Building on Ethereum can be expensive, and many times it intuitive to gain control over your code and one way to achieve this is by utilzing bit operations. Many developers use it as a means of optimization, expecially in the case of ethereum when you code now cost you money.

Here I'd be explaining a program I wrote not long ago, just so you'd gain an understanding of a simple use case of bit operations.

Also, I assume you understand how to work with bitwise operators, and if you don't check out my article on how they work here.

What is Tic-tac-toe

Tic-tac-toe is a 2 player game where players take turns to make a finite amount of moves until either all moves has been exhausted (its a draw) or a player has won. Here is a typical tic-tac-toe game.

* [Records shown]:
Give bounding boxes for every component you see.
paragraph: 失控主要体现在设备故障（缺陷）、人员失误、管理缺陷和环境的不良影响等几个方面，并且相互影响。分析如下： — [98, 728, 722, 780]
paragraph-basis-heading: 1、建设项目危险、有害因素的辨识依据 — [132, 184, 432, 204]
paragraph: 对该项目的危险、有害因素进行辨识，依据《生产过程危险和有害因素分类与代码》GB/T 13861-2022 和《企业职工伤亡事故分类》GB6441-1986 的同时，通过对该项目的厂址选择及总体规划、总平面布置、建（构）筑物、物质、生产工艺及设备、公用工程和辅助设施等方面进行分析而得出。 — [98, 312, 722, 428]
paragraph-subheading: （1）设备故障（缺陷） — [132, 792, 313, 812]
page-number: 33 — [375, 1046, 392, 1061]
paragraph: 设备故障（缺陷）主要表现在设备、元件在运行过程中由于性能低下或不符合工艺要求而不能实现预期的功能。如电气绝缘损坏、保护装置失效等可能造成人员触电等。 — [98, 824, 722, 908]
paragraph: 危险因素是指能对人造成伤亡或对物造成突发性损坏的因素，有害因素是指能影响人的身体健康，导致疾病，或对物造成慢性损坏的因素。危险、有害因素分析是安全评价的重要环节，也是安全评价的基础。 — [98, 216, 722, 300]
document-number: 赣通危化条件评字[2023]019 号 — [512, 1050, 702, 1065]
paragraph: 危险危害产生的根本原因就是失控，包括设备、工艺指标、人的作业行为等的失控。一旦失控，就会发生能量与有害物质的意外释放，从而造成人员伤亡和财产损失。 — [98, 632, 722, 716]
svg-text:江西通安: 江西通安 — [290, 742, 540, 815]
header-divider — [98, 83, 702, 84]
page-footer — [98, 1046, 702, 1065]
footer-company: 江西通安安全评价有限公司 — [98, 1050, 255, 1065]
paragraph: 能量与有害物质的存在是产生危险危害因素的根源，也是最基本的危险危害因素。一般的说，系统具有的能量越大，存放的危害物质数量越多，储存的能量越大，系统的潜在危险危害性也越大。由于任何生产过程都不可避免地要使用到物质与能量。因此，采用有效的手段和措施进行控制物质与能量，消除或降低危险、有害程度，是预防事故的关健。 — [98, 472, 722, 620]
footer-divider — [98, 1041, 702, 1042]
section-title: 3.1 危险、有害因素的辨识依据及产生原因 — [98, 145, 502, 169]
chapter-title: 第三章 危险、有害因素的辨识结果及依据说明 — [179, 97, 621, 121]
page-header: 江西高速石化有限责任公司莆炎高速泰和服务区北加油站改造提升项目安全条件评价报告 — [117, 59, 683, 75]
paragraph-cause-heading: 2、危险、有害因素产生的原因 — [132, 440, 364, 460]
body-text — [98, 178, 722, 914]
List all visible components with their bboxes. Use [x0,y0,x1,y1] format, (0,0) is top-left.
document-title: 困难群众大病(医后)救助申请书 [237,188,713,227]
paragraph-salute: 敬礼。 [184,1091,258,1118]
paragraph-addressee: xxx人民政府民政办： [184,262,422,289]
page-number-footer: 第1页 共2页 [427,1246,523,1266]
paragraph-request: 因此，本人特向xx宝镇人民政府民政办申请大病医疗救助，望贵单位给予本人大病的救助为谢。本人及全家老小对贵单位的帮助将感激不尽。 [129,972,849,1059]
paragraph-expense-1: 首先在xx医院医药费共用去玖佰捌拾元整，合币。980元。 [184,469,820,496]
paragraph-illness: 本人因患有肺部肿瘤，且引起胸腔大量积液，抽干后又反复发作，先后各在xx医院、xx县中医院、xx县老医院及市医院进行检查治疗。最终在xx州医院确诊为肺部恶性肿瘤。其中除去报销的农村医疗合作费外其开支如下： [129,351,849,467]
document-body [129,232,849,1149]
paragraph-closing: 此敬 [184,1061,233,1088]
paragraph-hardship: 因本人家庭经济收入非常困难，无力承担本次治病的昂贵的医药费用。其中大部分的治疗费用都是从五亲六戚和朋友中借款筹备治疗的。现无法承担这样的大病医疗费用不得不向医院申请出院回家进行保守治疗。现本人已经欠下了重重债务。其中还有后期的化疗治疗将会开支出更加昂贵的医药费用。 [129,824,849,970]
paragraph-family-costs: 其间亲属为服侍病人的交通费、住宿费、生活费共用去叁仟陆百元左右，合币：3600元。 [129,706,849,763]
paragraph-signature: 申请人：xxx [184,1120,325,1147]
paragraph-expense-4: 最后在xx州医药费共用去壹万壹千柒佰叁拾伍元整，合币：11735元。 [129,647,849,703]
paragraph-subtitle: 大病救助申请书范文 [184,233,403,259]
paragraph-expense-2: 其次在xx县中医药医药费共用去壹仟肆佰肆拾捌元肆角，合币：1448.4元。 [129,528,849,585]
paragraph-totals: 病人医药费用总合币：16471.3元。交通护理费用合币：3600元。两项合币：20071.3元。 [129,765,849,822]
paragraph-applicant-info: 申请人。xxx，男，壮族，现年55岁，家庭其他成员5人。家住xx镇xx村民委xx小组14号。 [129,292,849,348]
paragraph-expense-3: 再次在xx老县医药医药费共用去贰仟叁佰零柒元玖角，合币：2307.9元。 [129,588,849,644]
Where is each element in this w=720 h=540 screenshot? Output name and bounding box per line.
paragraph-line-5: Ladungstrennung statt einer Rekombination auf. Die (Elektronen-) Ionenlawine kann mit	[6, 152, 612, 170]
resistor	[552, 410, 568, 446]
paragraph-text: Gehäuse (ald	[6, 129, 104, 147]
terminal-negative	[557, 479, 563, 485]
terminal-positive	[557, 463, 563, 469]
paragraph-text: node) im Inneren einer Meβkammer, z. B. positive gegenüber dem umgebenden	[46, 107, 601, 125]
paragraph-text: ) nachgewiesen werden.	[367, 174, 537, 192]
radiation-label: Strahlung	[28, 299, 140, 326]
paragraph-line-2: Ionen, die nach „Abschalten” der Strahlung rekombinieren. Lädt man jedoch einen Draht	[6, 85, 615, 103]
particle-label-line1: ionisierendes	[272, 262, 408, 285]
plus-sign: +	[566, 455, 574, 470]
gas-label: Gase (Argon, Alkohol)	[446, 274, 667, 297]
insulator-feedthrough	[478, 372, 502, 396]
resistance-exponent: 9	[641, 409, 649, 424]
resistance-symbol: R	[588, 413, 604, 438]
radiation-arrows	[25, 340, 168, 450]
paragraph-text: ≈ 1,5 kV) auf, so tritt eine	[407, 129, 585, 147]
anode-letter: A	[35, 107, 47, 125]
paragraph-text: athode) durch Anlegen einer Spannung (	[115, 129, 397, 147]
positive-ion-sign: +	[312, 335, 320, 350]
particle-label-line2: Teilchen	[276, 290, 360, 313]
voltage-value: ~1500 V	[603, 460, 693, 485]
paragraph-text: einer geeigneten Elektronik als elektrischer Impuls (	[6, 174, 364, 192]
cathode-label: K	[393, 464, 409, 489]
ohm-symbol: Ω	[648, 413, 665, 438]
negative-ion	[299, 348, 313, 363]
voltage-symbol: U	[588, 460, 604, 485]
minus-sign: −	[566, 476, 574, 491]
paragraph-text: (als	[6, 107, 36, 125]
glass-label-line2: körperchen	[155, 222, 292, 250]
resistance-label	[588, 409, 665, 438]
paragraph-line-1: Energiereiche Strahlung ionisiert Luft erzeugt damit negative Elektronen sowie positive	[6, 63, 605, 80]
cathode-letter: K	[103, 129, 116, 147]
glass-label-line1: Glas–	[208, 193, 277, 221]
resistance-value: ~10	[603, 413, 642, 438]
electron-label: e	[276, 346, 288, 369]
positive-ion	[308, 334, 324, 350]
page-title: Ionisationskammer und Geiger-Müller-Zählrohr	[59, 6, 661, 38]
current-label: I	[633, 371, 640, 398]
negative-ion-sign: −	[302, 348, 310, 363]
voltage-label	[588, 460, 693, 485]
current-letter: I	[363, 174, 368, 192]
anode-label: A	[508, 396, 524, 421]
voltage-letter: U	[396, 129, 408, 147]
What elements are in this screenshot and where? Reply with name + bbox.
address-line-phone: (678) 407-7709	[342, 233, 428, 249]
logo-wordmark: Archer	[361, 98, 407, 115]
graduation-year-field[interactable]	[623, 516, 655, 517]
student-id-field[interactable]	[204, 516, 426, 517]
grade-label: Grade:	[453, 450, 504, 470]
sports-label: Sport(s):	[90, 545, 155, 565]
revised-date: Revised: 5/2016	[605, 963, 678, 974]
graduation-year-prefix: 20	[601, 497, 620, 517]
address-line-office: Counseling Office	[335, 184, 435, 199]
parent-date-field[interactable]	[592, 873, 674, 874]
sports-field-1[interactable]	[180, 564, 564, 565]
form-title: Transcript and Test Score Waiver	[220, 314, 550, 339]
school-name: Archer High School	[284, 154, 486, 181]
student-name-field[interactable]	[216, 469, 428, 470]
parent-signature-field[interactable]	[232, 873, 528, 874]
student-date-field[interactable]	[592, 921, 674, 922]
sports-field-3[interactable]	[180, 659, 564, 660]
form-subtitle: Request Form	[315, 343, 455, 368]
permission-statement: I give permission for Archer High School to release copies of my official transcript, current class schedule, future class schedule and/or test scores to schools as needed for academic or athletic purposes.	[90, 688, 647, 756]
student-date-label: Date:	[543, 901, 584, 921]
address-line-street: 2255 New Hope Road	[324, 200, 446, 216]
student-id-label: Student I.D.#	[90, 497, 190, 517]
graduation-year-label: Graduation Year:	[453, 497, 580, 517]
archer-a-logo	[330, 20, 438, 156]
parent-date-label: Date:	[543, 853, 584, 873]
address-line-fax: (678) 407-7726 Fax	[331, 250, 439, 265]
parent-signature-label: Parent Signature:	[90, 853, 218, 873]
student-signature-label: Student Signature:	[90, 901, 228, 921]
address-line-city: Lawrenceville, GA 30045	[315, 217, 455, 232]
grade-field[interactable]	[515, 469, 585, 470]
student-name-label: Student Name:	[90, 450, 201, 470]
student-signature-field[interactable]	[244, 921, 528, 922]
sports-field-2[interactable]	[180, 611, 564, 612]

* [Task]:
From the passage on bit operations and tic-tac-toe, repeat word for word the stretch from "Building on Ethereum" up to and including "typical tic-tac-toe game.".

* [Task solution]:
Building on Ethereum can be expensive, and many times it intuitive to gain control over your code and one way to achieve this is by utilzing bit operations. Many developers use it as a means of optimization, expecially in the case of ethereum when you code now cost you money.

Here I'd be explaining a program I wrote not long ago, just so you'd gain an understanding of a simple use case of bit operations.

Also, I assume you understand how to work with bitwise operators, and if you don't check out my article on how they work here.

What is Tic-tac-toe

Tic-tac-toe is a 2 player game where players take turns to make a finite amount of moves until either all moves has been exhausted (its a draw) or a player has won. Here is a typical tic-tac-toe game.